▸ Set task
Transcribe every line exactly and omit anything that is a picture.

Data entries
########
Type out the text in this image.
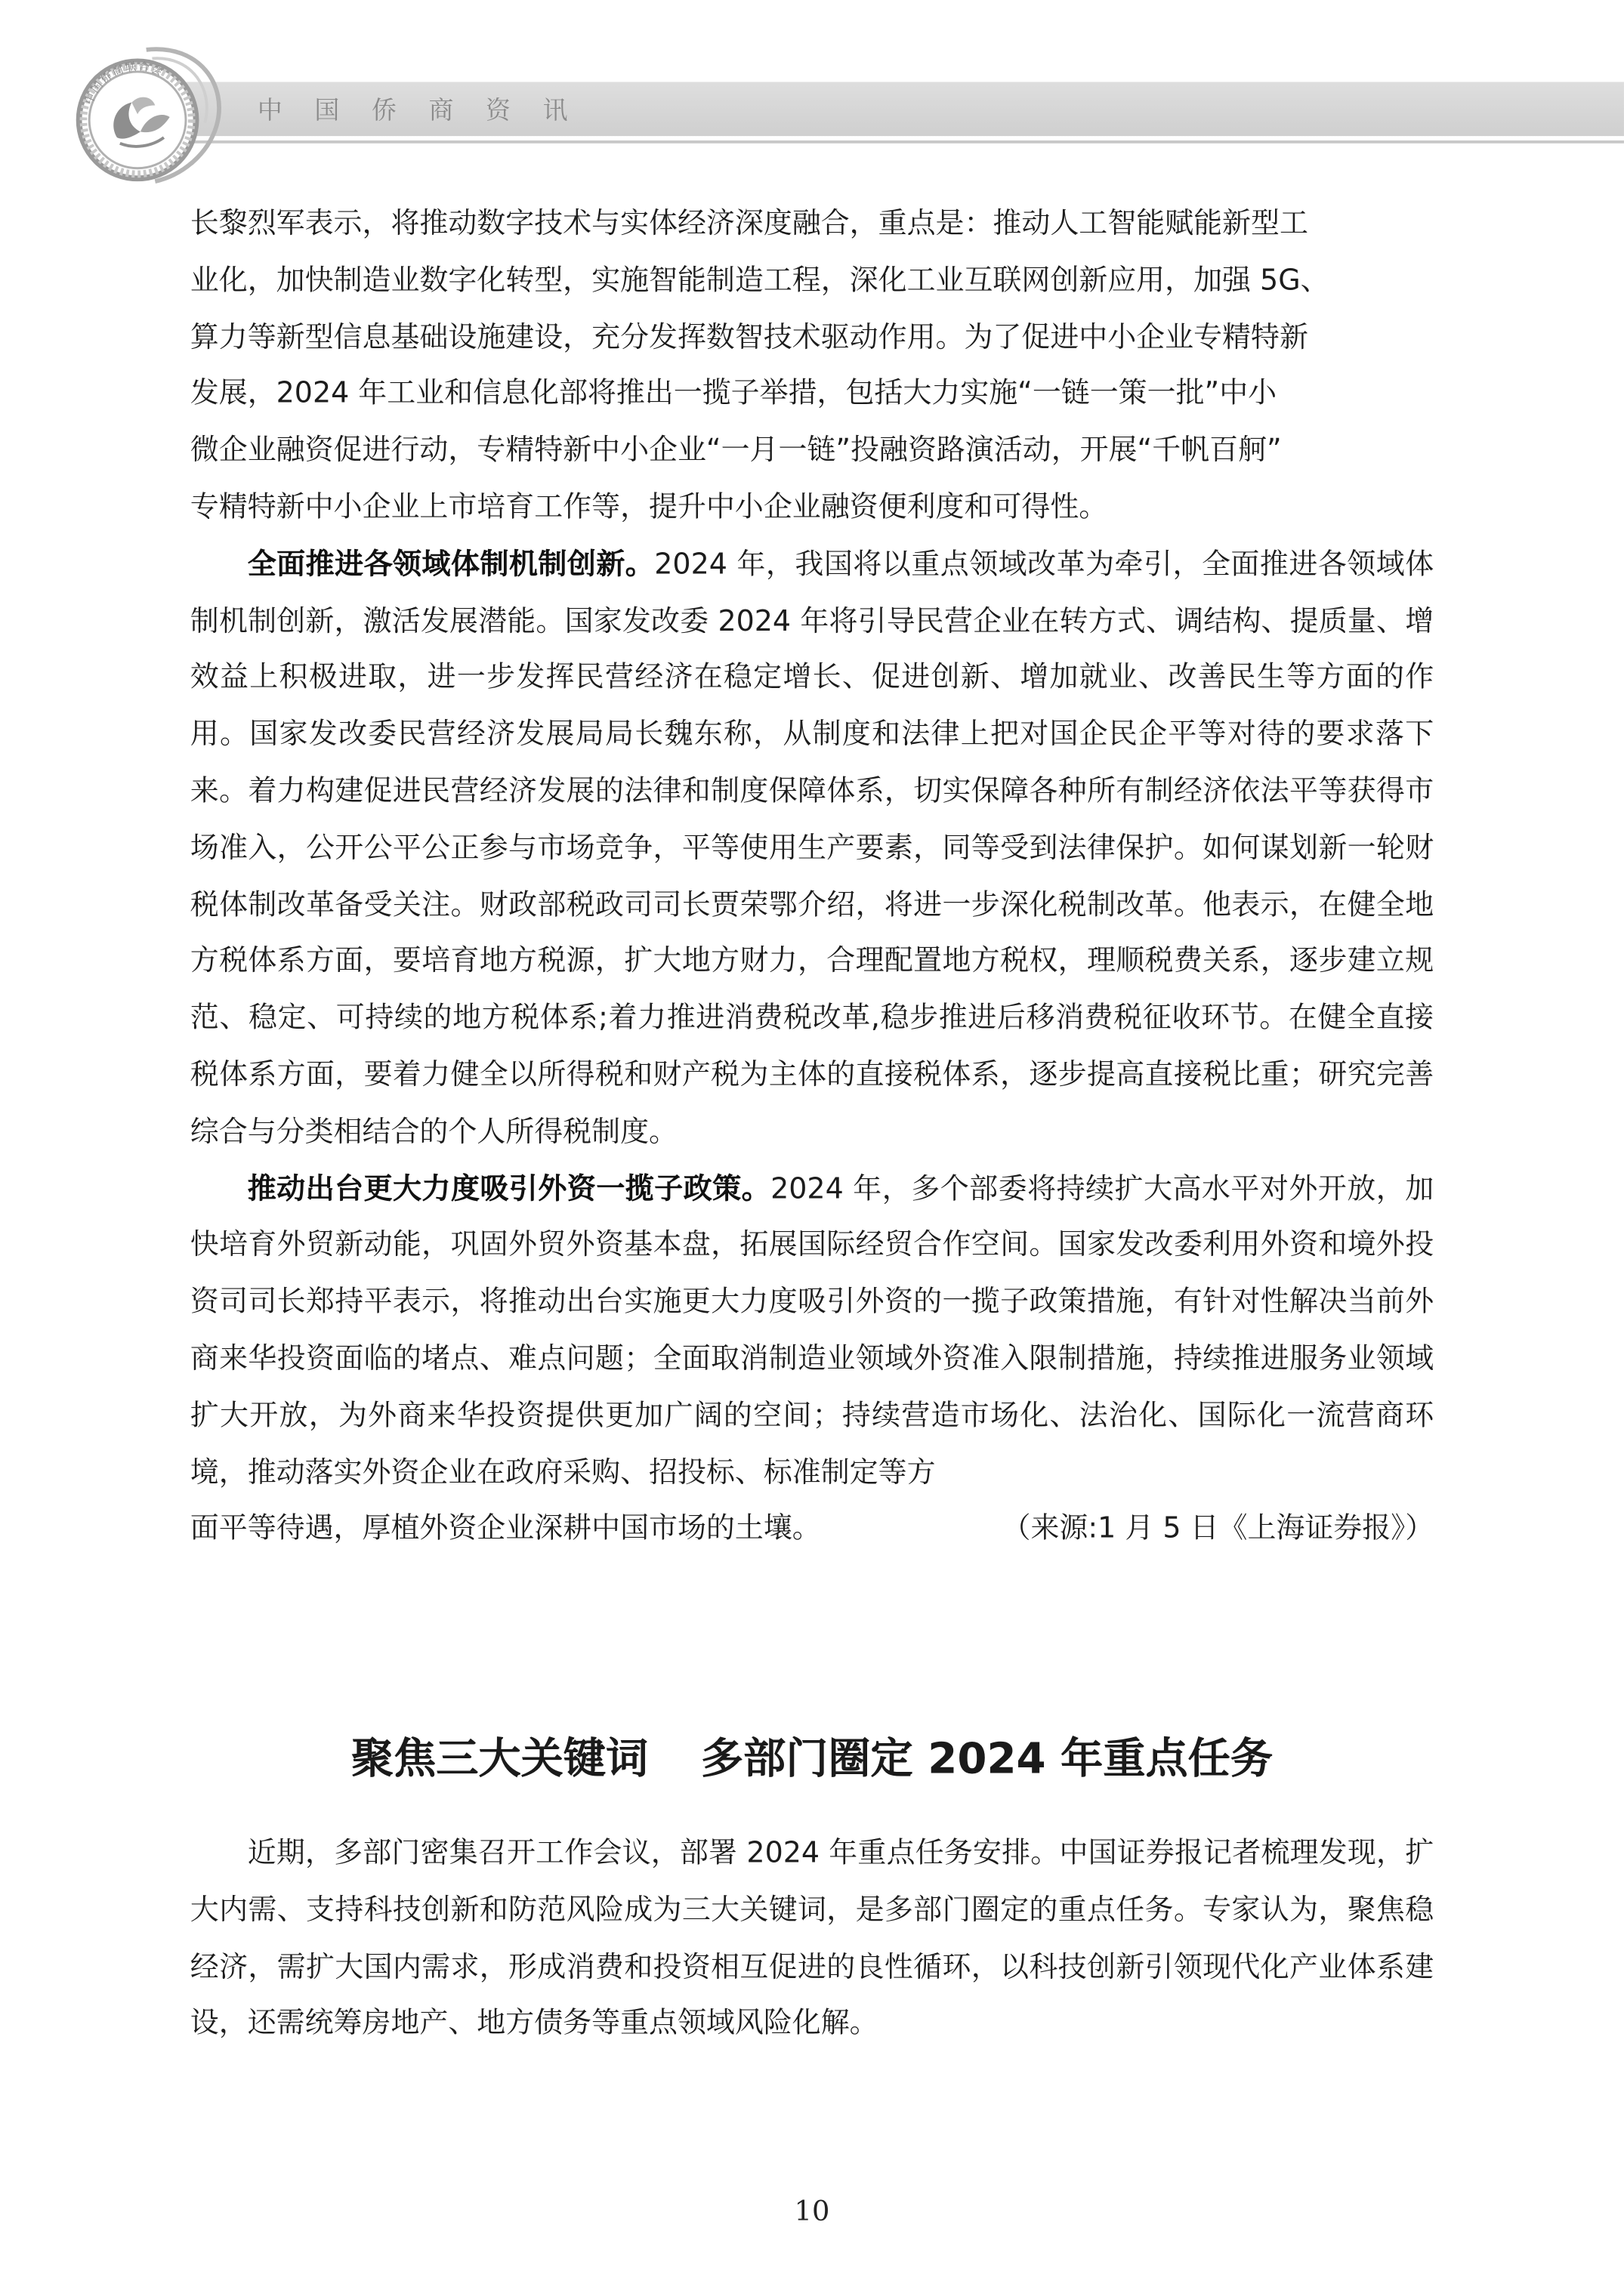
中国侨商资讯
中国侨商联合会

长黎烈军表示，将推动数字技术与实体经济深度融合，重点是：推动人工智能赋能新型工
业化，加快制造业数字化转型，实施智能制造工程，深化工业互联网创新应用，加强 5G、
算力等新型信息基础设施建设，充分发挥数智技术驱动作用。为了促进中小企业专精特新
发展，2024 年工业和信息化部将推出一揽子举措，包括大力实施“一链一策一批”中小
微企业融资促进行动，专精特新中小企业“一月一链”投融资路演活动，开展“千帆百舸”
专精特新中小企业上市培育工作等，提升中小企业融资便利度和可得性。

全面推进各领域体制机制创新。2024 年，我国将以重点领域改革为牵引，全面推进各领域体制机制创新，激活发展潜能。国家发改委 2024 年将引导民营企业在转方式、调结构、提质量、增效益上积极进取，进一步发挥民营经济在稳定增长、促进创新、增加就业、改善民生等方面的作用。国家发改委民营经济发展局局长魏东称，从制度和法律上把对国企民企平等对待的要求落下来。着力构建促进民营经济发展的法律和制度保障体系，切实保障各种所有制经济依法平等获得市场准入，公开公平公正参与市场竞争，平等使用生产要素，同等受到法律保护。如何谋划新一轮财税体制改革备受关注。财政部税政司司长贾荣鄂介绍，将进一步深化税制改革。他表示，在健全地方税体系方面，要培育地方税源，扩大地方财力，合理配置地方税权，理顺税费关系，逐步建立规范、稳定、可持续的地方税体系;着力推进消费税改革,稳步推进后移消费税征收环节。在健全直接税体系方面，要着力健全以所得税和财产税为主体的直接税体系，逐步提高直接税比重；研究完善综合与分类相结合的个人所得税制度。

推动出台更大力度吸引外资一揽子政策。2024 年，多个部委将持续扩大高水平对外开放，加快培育外贸新动能，巩固外贸外资基本盘，拓展国际经贸合作空间。国家发改委利用外资和境外投资司司长郑持平表示，将推动出台实施更大力度吸引外资的一揽子政策措施，有针对性解决当前外商来华投资面临的堵点、难点问题；全面取消制造业领域外资准入限制措施，持续推进服务业领域扩大开放，为外商来华投资提供更加广阔的空间；持续营造市场化、法治化、国际化一流营商环境，推动落实外资企业在政府采购、招投标、标准制定等方

面平等待遇，厚植外资企业深耕中国市场的土壤。	（来源:1 月 5 日《上海证券报》）
聚焦三大关键词 多部门圈定 2024 年重点任务

近期，多部门密集召开工作会议，部署 2024 年重点任务安排。中国证券报记者梳理发现，扩大内需、支持科技创新和防范风险成为三大关键词，是多部门圈定的重点任务。专家认为，聚焦稳经济，需扩大国内需求，形成消费和投资相互促进的良性循环，以科技创新引领现代化产业体系建设，还需统筹房地产、地方债务等重点领域风险化解。

10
########
▸ Task result
Type out the text in this image.
中国侨商资讯
中国侨商联合会

长黎烈军表示，将推动数字技术与实体经济深度融合，重点是：推动人工智能赋能新型工
业化，加快制造业数字化转型，实施智能制造工程，深化工业互联网创新应用，加强 5G、
算力等新型信息基础设施建设，充分发挥数智技术驱动作用。为了促进中小企业专精特新
发展，2024 年工业和信息化部将推出一揽子举措，包括大力实施“一链一策一批”中小
微企业融资促进行动，专精特新中小企业“一月一链”投融资路演活动，开展“千帆百舸”
专精特新中小企业上市培育工作等，提升中小企业融资便利度和可得性。

全面推进各领域体制机制创新。2024 年，我国将以重点领域改革为牵引，全面推进各领域体制机制创新，激活发展潜能。国家发改委 2024 年将引导民营企业在转方式、调结构、提质量、增效益上积极进取，进一步发挥民营经济在稳定增长、促进创新、增加就业、改善民生等方面的作用。国家发改委民营经济发展局局长魏东称，从制度和法律上把对国企民企平等对待的要求落下来。着力构建促进民营经济发展的法律和制度保障体系，切实保障各种所有制经济依法平等获得市场准入，公开公平公正参与市场竞争，平等使用生产要素，同等受到法律保护。如何谋划新一轮财税体制改革备受关注。财政部税政司司长贾荣鄂介绍，将进一步深化税制改革。他表示，在健全地方税体系方面，要培育地方税源，扩大地方财力，合理配置地方税权，理顺税费关系，逐步建立规范、稳定、可持续的地方税体系;着力推进消费税改革,稳步推进后移消费税征收环节。在健全直接税体系方面，要着力健全以所得税和财产税为主体的直接税体系，逐步提高直接税比重；研究完善综合与分类相结合的个人所得税制度。

推动出台更大力度吸引外资一揽子政策。2024 年，多个部委将持续扩大高水平对外开放，加快培育外贸新动能，巩固外贸外资基本盘，拓展国际经贸合作空间。国家发改委利用外资和境外投资司司长郑持平表示，将推动出台实施更大力度吸引外资的一揽子政策措施，有针对性解决当前外商来华投资面临的堵点、难点问题；全面取消制造业领域外资准入限制措施，持续推进服务业领域扩大开放，为外商来华投资提供更加广阔的空间；持续营造市场化、法治化、国际化一流营商环境，推动落实外资企业在政府采购、招投标、标准制定等方

面平等待遇，厚植外资企业深耕中国市场的土壤。	（来源:1 月 5 日《上海证券报》）
聚焦三大关键词 多部门圈定 2024 年重点任务

近期，多部门密集召开工作会议，部署 2024 年重点任务安排。中国证券报记者梳理发现，扩大内需、支持科技创新和防范风险成为三大关键词，是多部门圈定的重点任务。专家认为，聚焦稳经济，需扩大国内需求，形成消费和投资相互促进的良性循环，以科技创新引领现代化产业体系建设，还需统筹房地产、地方债务等重点领域风险化解。

10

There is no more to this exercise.